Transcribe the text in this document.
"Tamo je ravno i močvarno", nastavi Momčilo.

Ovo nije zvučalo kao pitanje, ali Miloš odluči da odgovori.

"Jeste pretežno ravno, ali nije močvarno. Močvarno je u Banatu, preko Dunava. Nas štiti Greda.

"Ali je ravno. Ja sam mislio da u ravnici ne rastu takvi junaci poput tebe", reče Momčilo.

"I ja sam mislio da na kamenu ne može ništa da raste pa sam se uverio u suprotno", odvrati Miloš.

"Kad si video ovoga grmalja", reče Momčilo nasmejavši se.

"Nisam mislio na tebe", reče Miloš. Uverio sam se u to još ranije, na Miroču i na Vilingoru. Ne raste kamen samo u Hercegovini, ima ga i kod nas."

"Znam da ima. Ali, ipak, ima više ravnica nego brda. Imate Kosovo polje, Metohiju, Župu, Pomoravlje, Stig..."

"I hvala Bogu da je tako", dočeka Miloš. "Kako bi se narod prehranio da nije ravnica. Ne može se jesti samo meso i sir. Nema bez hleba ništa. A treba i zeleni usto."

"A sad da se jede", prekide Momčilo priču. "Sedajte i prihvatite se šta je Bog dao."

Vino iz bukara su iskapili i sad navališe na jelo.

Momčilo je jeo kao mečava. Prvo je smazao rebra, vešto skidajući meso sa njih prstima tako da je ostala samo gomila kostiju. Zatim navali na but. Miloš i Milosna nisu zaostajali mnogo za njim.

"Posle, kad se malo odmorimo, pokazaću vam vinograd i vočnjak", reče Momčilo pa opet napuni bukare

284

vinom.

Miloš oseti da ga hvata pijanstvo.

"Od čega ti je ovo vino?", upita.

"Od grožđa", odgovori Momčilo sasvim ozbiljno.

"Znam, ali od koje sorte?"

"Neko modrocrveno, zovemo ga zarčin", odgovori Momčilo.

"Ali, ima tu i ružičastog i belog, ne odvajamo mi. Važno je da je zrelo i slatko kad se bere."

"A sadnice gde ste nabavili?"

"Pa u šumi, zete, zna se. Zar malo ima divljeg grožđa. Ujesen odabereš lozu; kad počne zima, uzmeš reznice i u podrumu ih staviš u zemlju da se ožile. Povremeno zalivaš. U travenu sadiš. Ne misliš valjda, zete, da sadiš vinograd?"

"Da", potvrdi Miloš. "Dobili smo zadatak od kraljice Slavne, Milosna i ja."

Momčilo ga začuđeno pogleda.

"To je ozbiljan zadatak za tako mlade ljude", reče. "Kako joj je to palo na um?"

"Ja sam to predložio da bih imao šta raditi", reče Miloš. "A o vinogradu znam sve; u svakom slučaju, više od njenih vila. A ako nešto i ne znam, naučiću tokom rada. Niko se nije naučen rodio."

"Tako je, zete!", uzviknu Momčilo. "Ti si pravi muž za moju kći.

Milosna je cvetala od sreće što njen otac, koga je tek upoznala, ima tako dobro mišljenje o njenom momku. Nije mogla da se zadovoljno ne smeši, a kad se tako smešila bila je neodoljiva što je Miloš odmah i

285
--
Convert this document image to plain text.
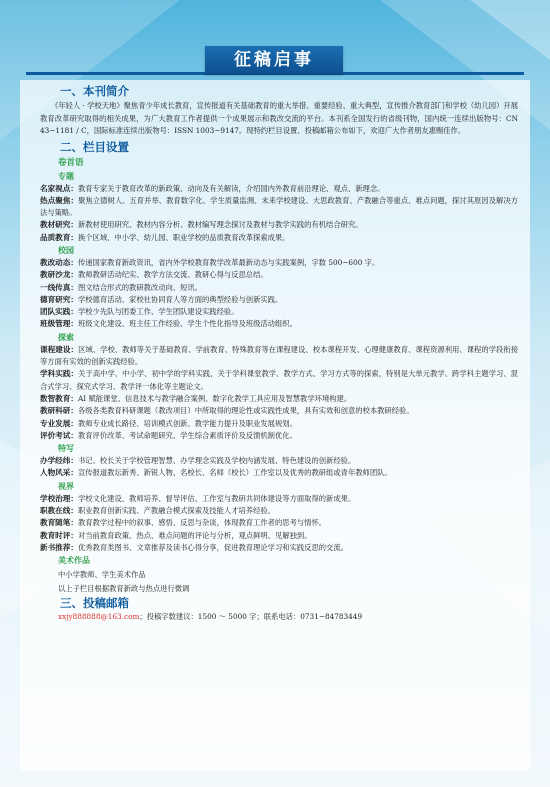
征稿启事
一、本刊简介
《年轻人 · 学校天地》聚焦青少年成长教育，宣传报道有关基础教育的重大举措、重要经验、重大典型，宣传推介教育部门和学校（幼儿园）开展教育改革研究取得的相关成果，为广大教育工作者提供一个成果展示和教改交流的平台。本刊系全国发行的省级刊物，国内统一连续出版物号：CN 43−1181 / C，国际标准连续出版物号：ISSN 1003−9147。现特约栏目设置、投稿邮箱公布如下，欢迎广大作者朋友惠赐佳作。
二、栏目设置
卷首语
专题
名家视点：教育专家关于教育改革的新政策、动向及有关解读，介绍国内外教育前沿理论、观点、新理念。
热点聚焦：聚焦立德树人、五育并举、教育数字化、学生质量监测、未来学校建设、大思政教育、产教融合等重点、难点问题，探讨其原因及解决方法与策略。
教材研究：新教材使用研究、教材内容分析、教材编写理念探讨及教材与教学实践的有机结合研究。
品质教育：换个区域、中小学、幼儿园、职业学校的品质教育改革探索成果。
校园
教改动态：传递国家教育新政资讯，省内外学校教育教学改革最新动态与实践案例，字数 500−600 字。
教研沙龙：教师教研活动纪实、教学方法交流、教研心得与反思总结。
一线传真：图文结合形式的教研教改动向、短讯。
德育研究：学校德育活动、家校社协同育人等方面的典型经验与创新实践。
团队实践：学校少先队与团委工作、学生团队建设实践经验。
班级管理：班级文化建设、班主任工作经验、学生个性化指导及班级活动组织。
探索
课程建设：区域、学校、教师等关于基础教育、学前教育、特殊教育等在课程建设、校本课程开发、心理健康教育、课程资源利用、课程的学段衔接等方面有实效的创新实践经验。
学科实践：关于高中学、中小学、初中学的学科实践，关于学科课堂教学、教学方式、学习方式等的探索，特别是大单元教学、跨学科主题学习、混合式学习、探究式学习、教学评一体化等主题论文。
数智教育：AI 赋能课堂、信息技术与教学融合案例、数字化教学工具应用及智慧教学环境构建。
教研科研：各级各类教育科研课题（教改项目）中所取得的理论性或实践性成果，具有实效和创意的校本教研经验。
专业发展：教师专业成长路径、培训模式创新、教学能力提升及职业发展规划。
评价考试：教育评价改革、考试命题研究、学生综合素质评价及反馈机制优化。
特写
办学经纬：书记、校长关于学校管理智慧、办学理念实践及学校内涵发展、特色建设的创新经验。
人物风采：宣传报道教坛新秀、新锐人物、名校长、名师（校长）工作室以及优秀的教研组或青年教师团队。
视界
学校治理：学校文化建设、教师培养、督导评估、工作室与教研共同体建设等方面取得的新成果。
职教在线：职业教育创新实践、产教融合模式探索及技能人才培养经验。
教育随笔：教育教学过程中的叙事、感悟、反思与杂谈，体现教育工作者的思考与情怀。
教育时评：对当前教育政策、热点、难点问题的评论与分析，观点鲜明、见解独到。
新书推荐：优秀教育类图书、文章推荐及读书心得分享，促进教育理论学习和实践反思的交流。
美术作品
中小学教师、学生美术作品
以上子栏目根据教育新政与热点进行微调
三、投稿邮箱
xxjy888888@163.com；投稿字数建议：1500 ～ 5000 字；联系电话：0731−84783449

*To do*
Working from the entries above, return all lines that contain "this".

*Exercise solution*
Transcribe the text in this document.
Convert this document image to plain text.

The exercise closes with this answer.